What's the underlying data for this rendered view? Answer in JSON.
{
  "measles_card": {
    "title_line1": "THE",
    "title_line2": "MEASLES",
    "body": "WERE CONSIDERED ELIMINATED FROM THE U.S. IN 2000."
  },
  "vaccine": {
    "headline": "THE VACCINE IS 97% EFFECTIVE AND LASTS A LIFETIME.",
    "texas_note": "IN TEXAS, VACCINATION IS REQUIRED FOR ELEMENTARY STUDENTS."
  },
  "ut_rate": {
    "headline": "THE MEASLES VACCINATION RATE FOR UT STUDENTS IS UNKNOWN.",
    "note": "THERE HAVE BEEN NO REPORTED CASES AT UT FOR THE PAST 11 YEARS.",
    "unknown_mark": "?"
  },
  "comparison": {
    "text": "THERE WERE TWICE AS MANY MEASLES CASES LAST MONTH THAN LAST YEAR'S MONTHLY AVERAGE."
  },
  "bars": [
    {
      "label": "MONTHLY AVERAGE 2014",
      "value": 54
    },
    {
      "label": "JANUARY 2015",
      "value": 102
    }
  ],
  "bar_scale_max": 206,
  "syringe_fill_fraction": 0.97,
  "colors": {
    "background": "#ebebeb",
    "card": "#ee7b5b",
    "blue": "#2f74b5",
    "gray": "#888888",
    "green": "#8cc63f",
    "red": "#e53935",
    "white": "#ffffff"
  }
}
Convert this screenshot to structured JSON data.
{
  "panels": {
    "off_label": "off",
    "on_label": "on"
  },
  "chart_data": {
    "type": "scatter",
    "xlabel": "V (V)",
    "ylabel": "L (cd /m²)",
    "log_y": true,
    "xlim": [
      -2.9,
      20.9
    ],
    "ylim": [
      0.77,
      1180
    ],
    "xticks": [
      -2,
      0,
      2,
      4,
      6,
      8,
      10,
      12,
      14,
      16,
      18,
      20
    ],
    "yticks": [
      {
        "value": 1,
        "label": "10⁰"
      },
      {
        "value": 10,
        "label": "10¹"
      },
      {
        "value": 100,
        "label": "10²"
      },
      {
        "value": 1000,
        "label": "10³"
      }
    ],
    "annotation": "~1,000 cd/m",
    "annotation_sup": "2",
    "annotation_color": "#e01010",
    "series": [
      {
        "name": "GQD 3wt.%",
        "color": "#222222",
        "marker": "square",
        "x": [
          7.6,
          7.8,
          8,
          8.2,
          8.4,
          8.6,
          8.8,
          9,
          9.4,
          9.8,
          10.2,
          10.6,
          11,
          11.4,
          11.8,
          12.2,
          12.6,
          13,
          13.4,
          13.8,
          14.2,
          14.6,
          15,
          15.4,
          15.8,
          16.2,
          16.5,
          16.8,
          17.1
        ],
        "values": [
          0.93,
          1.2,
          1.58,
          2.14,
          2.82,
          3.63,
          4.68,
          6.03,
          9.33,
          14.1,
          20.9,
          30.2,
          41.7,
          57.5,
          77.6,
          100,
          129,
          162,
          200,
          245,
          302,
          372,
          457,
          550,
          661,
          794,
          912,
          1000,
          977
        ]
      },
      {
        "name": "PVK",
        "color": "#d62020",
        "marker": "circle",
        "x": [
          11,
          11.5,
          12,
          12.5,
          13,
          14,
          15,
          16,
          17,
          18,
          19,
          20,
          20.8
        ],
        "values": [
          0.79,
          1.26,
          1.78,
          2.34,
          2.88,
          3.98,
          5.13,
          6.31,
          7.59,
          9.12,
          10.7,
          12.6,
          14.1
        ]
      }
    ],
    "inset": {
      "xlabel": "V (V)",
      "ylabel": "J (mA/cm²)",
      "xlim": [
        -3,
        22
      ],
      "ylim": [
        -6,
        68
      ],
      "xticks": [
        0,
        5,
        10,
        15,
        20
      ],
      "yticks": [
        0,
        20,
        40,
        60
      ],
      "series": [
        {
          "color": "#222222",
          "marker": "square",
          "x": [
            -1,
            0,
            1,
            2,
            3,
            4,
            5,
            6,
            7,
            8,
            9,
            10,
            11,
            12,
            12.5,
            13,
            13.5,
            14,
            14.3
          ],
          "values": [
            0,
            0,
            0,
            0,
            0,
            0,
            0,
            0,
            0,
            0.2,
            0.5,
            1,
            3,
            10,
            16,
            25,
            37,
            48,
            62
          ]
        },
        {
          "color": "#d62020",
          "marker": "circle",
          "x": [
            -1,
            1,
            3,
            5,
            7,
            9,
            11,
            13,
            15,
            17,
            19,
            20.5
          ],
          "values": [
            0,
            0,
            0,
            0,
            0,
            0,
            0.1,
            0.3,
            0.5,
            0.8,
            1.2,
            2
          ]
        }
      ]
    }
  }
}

____

WORK TO BE COMPLETED:
Make a list of all lines in the data that contain "MONTHLY".

RESULT BELOW:
    "text": "THERE WERE TWICE AS MANY MEASLES CASES LAST MONTH THAN LAST YEAR'S MONTHLY AVERAGE."
      "label": "MONTHLY AVERAGE 2014",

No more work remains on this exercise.